─── Input material ───

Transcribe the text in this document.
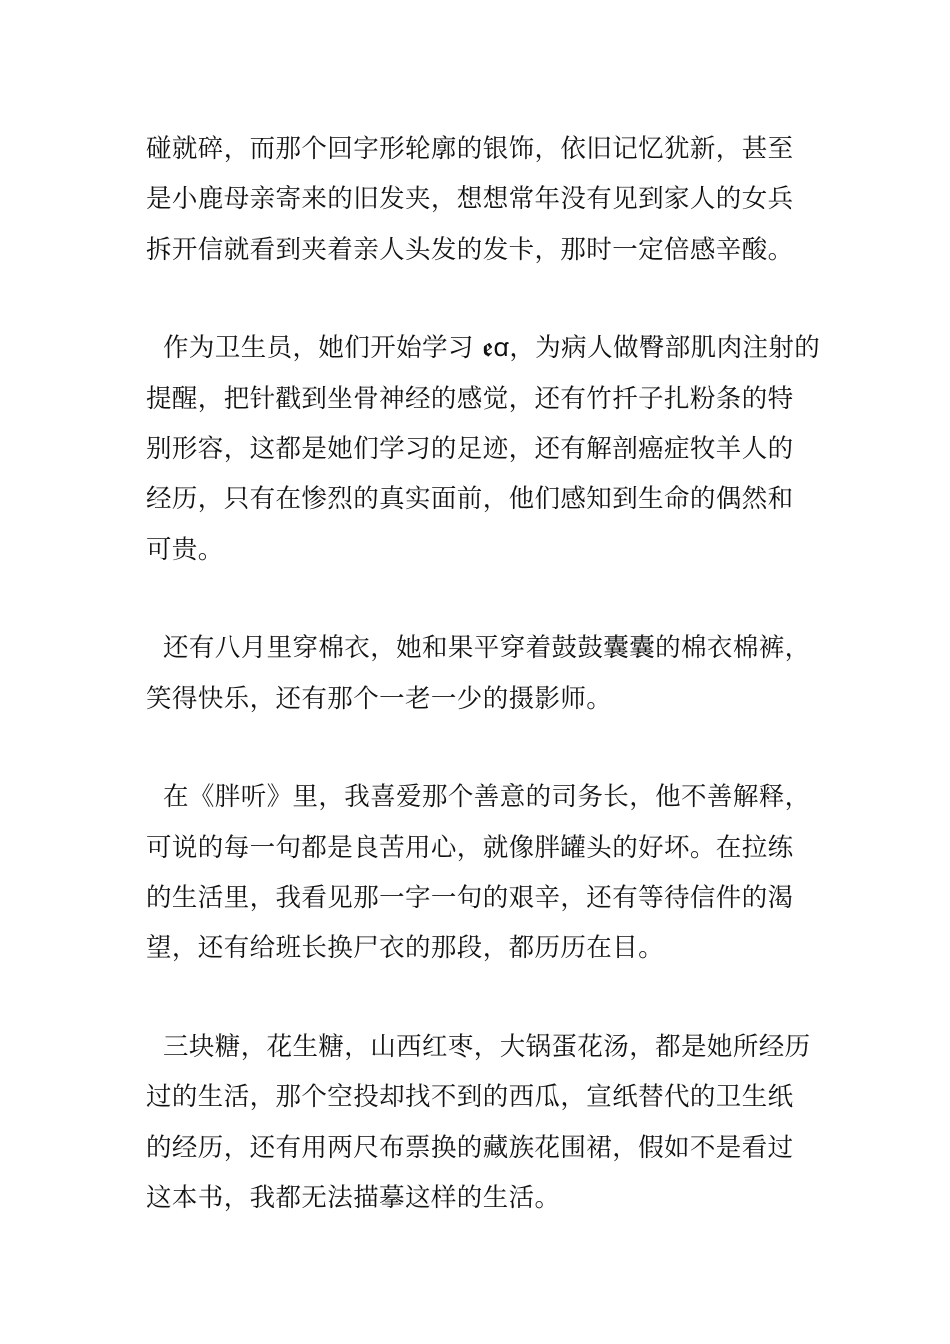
碰就碎，而那个回字形轮廓的银饰，依旧记忆犹新，甚至
是小鹿母亲寄来的旧发夹，想想常年没有见到家人的女兵
拆开信就看到夹着亲人头发的发卡，那时一定倍感辛酸。
作为卫生员，她们开始学习 ꬲꭤ，为病人做臀部肌肉注射的
提醒，把针戳到坐骨神经的感觉，还有竹扦子扎粉条的特
别形容，这都是她们学习的足迹，还有解剖癌症牧羊人的
经历，只有在惨烈的真实面前，他们感知到生命的偶然和
可贵。
还有八月里穿棉衣，她和果平穿着鼓鼓囊囊的棉衣棉裤，
笑得快乐，还有那个一老一少的摄影师。
在《胖听》里，我喜爱那个善意的司务长，他不善解释，
可说的每一句都是良苦用心，就像胖罐头的好坏。在拉练
的生活里，我看见那一字一句的艰辛，还有等待信件的渴
望，还有给班长换尸衣的那段，都历历在目。
三块糖，花生糖，山西红枣，大锅蛋花汤，都是她所经历
过的生活，那个空投却找不到的西瓜，宣纸替代的卫生纸
的经历，还有用两尺布票换的藏族花围裙，假如不是看过
这本书，我都无法描摹这样的生活。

───

Reproduce each line exactly, please, except for any pictures.

◆ Problem solution ◆
Transcribe the text in this document.
碰就碎，而那个回字形轮廓的银饰，依旧记忆犹新，甚至
是小鹿母亲寄来的旧发夹，想想常年没有见到家人的女兵
拆开信就看到夹着亲人头发的发卡，那时一定倍感辛酸。
作为卫生员，她们开始学习 ꬲꭤ，为病人做臀部肌肉注射的
提醒，把针戳到坐骨神经的感觉，还有竹扦子扎粉条的特
别形容，这都是她们学习的足迹，还有解剖癌症牧羊人的
经历，只有在惨烈的真实面前，他们感知到生命的偶然和
可贵。
还有八月里穿棉衣，她和果平穿着鼓鼓囊囊的棉衣棉裤，
笑得快乐，还有那个一老一少的摄影师。
在《胖听》里，我喜爱那个善意的司务长，他不善解释，
可说的每一句都是良苦用心，就像胖罐头的好坏。在拉练
的生活里，我看见那一字一句的艰辛，还有等待信件的渴
望，还有给班长换尸衣的那段，都历历在目。
三块糖，花生糖，山西红枣，大锅蛋花汤，都是她所经历
过的生活，那个空投却找不到的西瓜，宣纸替代的卫生纸
的经历，还有用两尺布票换的藏族花围裙，假如不是看过
这本书，我都无法描摹这样的生活。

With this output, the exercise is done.